§ Material provided
+ + + +

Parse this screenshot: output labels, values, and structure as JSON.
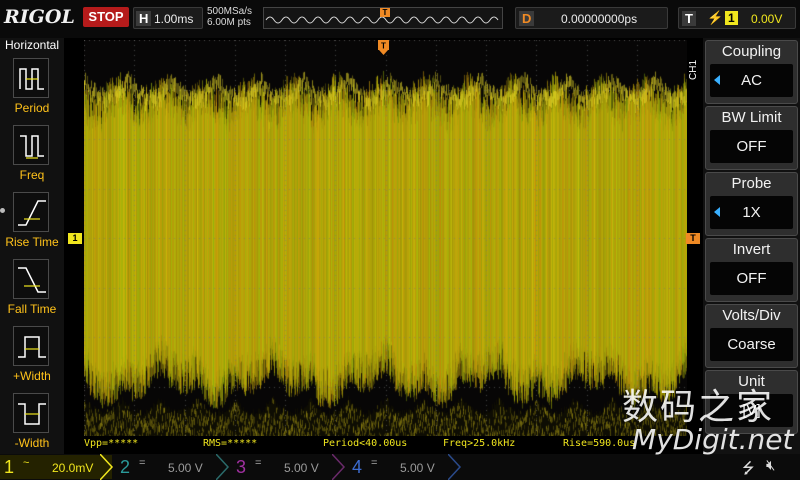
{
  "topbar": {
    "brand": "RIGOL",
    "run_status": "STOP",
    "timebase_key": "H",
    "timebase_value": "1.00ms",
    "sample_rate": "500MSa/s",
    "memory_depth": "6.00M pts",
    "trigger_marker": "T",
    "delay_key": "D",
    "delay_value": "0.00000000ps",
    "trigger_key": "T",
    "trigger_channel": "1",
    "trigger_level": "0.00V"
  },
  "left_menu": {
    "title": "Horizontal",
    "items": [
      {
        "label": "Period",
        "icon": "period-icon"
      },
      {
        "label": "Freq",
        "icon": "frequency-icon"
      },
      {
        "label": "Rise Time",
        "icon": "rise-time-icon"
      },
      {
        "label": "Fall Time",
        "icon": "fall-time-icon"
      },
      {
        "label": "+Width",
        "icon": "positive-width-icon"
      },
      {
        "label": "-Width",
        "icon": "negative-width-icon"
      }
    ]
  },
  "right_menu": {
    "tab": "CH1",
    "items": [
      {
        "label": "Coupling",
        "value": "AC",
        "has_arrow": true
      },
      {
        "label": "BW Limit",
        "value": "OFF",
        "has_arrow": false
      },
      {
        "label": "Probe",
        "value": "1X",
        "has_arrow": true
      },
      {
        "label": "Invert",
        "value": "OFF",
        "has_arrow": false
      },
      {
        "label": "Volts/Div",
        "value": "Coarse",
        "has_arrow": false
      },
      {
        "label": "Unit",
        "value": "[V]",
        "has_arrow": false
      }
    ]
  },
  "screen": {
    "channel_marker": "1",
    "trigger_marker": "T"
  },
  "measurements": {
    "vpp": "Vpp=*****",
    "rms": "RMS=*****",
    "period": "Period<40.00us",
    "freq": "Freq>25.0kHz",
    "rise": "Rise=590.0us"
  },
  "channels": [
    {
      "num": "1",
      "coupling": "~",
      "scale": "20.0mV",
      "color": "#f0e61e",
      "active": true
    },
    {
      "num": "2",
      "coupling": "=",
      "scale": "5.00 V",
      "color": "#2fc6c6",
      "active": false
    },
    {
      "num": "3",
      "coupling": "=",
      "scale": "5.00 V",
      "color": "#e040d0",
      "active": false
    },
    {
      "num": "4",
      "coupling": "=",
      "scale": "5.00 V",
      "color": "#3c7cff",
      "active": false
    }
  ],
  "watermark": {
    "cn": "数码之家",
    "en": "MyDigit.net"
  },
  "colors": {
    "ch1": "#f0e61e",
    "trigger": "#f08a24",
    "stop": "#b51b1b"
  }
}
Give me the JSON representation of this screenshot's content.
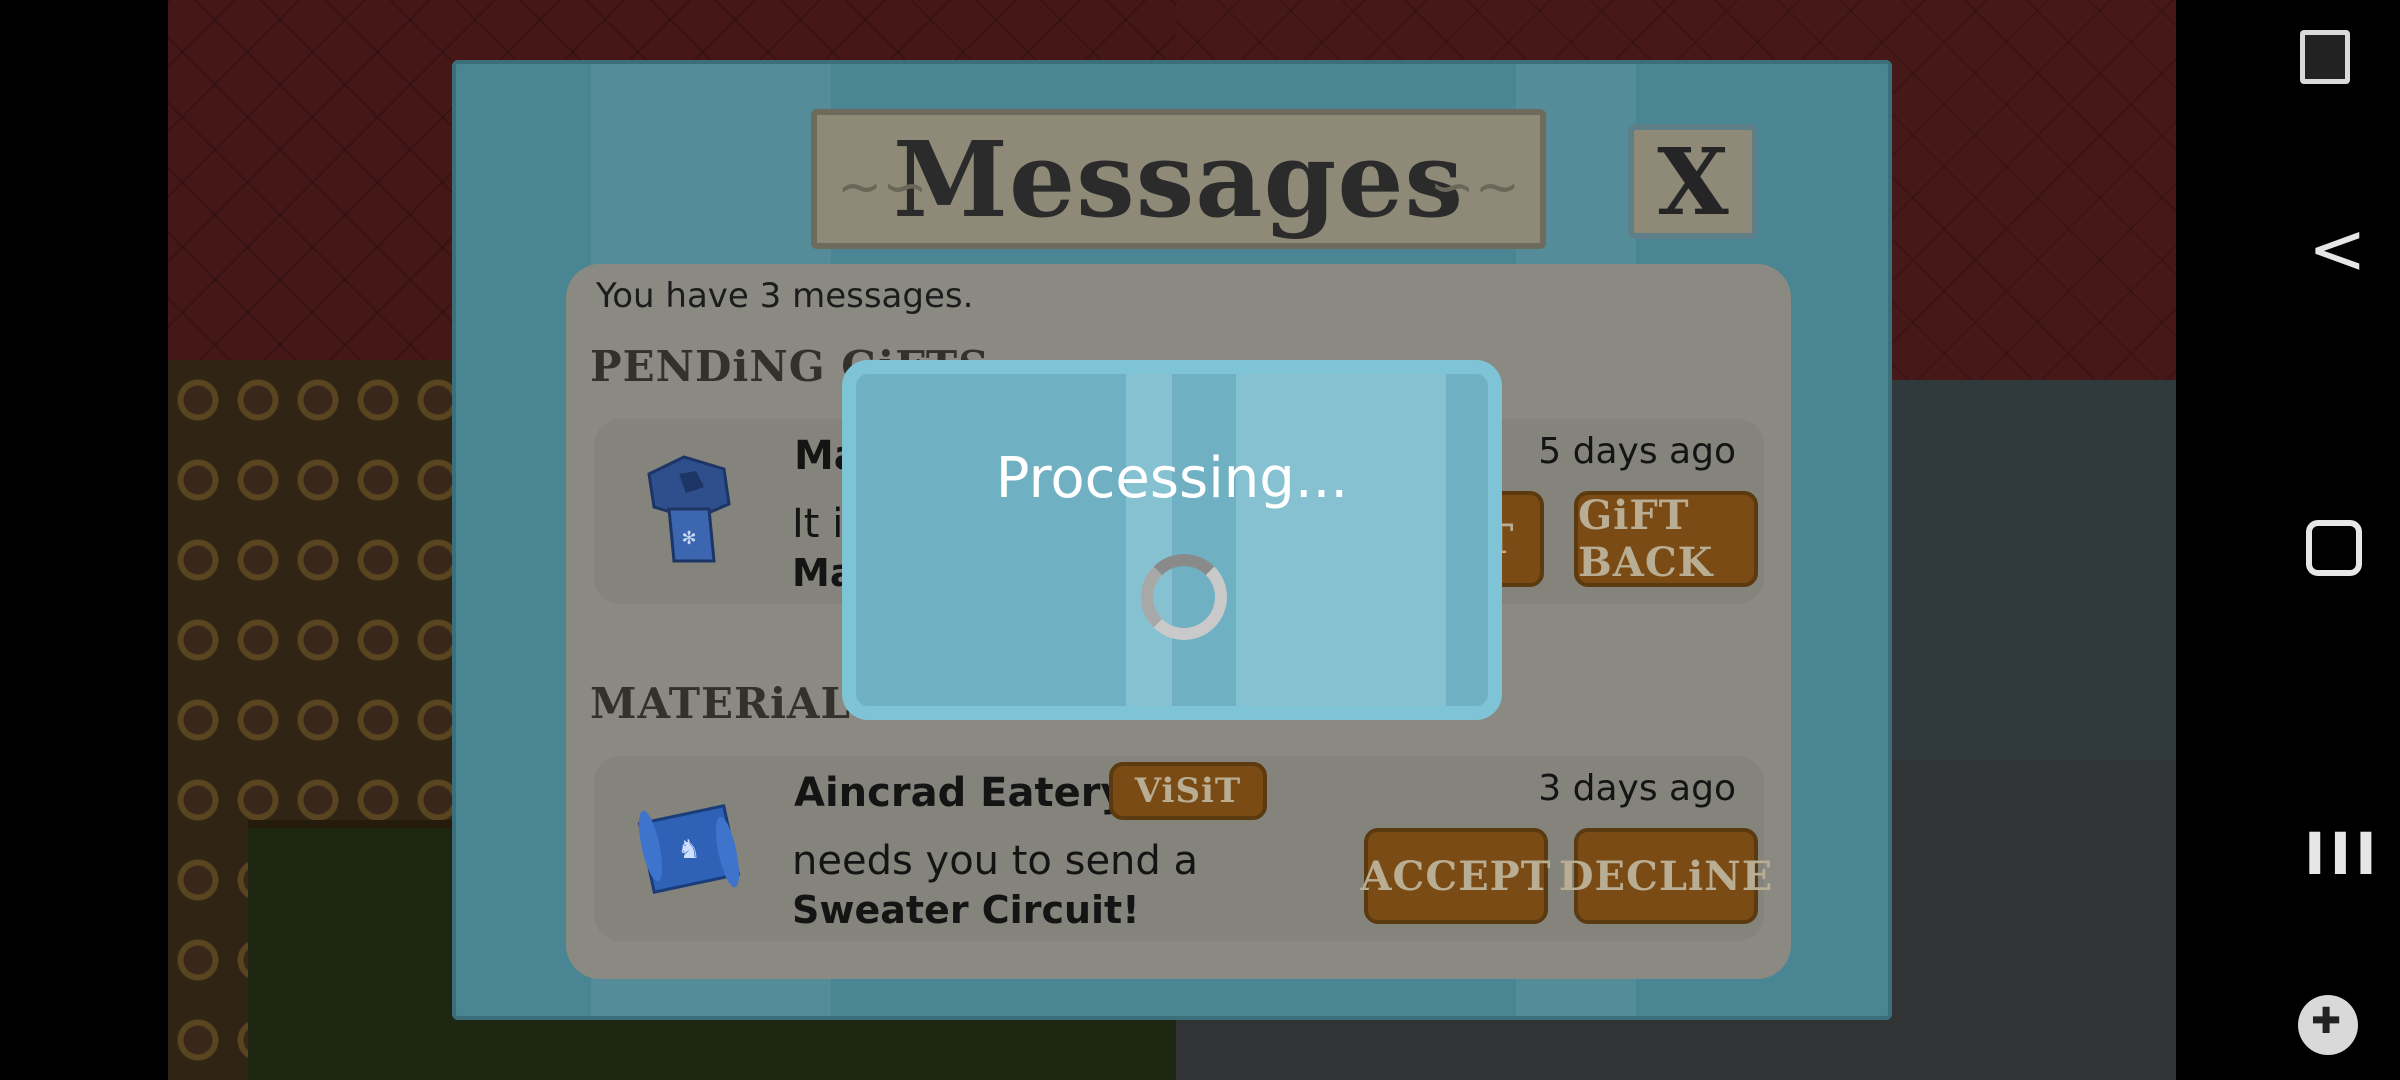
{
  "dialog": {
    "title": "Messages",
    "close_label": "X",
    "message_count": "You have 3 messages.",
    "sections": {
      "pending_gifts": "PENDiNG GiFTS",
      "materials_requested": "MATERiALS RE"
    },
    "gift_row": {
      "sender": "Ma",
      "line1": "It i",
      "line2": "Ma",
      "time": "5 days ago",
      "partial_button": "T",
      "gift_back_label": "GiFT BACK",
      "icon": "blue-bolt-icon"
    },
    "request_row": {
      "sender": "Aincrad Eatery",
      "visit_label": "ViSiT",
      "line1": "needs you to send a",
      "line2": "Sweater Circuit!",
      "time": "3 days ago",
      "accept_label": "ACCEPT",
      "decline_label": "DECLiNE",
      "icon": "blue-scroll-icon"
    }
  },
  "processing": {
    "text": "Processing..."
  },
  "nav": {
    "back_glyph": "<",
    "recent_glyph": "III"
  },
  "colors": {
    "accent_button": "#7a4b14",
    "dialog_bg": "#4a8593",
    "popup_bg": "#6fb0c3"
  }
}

+ + + +

§ Directions for this task
Repeat the lines of the records verbatim, starting at the line containing "Give me the" and stopping after the final line. Images stay out.

§ Result for this task
Give me the JSON representation of this screenshot's content.
{
  "dialog": {
    "title": "Messages",
    "close_label": "X",
    "message_count": "You have 3 messages.",
    "sections": {
      "pending_gifts": "PENDiNG GiFTS",
      "materials_requested": "MATERiALS RE"
    },
    "gift_row": {
      "sender": "Ma",
      "line1": "It i",
      "line2": "Ma",
      "time": "5 days ago",
      "partial_button": "T",
      "gift_back_label": "GiFT BACK",
      "icon": "blue-bolt-icon"
    },
    "request_row": {
      "sender": "Aincrad Eatery",
      "visit_label": "ViSiT",
      "line1": "needs you to send a",
      "line2": "Sweater Circuit!",
      "time": "3 days ago",
      "accept_label": "ACCEPT",
      "decline_label": "DECLiNE",
      "icon": "blue-scroll-icon"
    }
  },
  "processing": {
    "text": "Processing..."
  },
  "nav": {
    "back_glyph": "<",
    "recent_glyph": "III"
  },
  "colors": {
    "accent_button": "#7a4b14",
    "dialog_bg": "#4a8593",
    "popup_bg": "#6fb0c3"
  }
}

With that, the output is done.